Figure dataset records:
——
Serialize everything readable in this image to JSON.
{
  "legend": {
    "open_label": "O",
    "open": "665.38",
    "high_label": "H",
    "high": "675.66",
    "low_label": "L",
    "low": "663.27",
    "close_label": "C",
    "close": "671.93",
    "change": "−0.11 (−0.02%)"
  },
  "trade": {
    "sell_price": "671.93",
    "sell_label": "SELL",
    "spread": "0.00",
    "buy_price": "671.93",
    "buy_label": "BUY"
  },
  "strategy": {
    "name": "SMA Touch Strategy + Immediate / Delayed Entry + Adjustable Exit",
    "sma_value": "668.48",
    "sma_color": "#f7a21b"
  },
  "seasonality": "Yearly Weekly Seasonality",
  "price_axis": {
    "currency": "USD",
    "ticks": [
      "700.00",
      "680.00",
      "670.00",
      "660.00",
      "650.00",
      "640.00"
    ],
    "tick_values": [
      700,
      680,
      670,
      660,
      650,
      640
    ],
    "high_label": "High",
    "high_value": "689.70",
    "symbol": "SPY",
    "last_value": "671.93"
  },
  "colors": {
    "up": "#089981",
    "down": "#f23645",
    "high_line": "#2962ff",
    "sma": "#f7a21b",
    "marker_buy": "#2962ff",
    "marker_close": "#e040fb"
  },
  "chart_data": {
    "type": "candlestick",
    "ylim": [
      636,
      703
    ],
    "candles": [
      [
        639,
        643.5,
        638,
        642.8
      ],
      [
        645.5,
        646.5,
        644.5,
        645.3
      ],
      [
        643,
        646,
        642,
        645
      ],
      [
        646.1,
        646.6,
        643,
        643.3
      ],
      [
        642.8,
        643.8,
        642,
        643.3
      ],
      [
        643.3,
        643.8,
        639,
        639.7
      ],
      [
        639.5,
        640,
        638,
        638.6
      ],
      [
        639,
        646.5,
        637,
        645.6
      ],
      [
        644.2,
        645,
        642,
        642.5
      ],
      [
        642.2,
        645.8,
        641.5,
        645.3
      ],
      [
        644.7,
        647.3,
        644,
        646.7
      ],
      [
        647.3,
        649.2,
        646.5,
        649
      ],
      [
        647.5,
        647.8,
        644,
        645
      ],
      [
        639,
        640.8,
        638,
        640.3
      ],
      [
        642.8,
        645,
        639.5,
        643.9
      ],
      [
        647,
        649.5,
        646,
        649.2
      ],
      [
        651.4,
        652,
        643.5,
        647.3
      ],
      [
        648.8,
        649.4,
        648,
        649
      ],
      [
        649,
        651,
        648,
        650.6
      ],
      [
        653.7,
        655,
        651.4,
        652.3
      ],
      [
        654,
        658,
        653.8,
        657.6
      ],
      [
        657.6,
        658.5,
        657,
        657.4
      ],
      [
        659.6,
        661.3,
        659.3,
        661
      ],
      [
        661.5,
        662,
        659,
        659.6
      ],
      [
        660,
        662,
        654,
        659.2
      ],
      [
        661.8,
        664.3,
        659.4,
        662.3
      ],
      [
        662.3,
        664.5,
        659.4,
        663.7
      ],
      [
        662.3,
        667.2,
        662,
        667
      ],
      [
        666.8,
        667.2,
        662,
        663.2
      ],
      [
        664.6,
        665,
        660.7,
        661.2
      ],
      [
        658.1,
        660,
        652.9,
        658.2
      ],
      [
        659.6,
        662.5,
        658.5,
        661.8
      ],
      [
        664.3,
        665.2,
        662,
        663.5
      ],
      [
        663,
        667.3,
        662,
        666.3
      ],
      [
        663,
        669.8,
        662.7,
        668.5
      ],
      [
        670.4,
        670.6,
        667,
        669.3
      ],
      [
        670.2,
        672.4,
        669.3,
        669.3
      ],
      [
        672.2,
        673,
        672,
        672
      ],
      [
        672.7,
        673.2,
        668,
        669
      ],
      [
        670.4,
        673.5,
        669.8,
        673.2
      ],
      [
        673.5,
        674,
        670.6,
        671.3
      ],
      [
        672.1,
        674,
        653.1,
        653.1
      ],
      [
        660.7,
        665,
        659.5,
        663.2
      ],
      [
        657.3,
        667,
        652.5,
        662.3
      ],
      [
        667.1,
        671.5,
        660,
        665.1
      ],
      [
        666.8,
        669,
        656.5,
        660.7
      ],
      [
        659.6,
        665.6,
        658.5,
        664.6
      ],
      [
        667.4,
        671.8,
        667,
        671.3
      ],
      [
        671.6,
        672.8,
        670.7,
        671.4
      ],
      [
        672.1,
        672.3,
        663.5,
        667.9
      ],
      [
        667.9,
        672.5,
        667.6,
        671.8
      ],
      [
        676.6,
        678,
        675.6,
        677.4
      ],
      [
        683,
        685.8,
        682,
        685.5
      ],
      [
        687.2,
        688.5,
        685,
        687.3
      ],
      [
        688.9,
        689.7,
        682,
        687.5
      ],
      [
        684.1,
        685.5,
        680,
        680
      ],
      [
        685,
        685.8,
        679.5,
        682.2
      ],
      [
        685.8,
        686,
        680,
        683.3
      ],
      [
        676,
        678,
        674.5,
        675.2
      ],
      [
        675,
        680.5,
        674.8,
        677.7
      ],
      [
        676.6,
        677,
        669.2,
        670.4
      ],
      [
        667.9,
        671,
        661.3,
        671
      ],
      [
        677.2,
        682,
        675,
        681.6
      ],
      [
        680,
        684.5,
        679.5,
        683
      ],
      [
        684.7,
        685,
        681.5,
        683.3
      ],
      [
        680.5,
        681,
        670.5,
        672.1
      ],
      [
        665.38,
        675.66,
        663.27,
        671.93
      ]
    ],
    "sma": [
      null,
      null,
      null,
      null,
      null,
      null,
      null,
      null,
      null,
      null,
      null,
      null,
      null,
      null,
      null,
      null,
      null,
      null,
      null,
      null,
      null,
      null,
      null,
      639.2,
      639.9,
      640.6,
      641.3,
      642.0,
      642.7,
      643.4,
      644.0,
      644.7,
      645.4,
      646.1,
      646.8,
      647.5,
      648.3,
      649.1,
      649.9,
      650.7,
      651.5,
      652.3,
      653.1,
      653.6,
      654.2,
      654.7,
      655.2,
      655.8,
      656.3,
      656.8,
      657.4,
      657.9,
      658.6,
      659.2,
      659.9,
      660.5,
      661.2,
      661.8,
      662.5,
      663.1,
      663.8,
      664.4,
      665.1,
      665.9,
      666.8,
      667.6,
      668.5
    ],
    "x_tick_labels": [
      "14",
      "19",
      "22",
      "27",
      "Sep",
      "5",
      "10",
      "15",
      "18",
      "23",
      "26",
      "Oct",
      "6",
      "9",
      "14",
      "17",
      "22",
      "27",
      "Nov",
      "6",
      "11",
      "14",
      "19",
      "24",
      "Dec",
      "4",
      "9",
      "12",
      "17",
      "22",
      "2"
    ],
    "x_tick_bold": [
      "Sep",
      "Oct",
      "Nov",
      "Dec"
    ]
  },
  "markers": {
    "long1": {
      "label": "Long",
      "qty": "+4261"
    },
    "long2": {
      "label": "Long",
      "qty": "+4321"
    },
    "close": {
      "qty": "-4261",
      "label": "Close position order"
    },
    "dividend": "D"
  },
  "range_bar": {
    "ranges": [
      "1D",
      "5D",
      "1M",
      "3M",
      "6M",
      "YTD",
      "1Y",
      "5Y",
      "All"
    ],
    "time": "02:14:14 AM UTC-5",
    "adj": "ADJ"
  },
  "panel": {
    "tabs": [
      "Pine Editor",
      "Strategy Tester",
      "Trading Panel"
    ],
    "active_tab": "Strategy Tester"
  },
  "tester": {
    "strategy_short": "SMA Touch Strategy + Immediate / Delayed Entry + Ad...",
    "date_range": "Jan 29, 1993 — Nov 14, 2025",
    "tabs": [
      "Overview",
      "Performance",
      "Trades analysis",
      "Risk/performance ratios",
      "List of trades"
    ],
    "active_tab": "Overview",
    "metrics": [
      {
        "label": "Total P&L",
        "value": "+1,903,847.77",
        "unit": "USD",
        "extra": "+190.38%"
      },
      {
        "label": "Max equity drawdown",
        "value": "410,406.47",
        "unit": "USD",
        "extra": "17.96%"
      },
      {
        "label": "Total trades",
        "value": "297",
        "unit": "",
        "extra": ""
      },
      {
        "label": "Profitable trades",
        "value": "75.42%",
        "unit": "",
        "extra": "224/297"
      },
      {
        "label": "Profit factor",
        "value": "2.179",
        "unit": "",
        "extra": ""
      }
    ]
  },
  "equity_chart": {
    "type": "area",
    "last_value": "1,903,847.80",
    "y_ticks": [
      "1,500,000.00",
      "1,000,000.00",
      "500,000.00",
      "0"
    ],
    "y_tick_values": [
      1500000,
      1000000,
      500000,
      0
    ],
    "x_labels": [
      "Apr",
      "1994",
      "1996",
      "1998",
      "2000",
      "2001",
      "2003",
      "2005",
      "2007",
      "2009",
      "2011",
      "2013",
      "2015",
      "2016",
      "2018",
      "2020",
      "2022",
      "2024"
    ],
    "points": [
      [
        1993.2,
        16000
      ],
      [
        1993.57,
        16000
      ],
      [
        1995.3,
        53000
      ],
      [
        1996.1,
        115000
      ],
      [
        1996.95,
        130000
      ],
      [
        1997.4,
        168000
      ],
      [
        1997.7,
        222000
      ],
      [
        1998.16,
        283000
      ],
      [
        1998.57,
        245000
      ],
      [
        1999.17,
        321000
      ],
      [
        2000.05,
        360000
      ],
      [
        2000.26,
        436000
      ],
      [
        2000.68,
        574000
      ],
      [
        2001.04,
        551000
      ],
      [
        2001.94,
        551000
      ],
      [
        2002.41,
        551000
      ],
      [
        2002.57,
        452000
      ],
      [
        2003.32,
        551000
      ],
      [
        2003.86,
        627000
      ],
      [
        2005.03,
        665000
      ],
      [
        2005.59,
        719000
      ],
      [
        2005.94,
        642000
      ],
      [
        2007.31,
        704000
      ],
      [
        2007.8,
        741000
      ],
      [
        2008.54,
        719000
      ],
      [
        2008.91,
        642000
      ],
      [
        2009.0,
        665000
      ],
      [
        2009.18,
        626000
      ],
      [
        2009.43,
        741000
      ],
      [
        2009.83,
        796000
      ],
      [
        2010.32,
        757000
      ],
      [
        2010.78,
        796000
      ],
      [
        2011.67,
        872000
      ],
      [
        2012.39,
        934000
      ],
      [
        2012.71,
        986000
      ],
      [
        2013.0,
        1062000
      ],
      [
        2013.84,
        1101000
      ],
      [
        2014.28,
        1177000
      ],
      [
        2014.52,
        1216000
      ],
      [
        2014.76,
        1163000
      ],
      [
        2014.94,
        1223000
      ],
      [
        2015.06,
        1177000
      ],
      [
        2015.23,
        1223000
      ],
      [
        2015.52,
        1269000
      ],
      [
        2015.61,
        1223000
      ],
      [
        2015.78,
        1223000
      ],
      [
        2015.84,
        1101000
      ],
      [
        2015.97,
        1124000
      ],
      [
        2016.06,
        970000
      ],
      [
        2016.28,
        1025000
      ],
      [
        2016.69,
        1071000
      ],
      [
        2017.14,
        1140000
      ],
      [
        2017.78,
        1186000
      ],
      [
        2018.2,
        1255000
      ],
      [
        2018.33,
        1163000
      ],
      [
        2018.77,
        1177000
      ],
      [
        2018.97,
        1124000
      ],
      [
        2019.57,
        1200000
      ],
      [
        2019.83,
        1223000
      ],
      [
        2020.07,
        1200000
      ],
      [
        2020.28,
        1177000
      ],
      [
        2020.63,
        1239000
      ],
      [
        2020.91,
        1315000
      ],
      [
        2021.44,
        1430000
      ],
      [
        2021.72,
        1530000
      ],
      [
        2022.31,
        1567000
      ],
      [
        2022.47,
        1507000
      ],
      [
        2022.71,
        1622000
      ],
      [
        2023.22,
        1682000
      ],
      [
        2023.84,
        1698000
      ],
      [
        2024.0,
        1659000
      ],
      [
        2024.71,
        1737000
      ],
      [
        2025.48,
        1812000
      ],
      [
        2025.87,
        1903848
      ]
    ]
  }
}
——
PROBLEM TO SOLVE: Pick out the lines that contain "Delayed" and copy them.

EXERCISE RESULT:
    "name": "SMA Touch Strategy + Immediate / Delayed Entry + Adjustable Exit",
    "strategy_short": "SMA Touch Strategy + Immediate / Delayed Entry + Ad...",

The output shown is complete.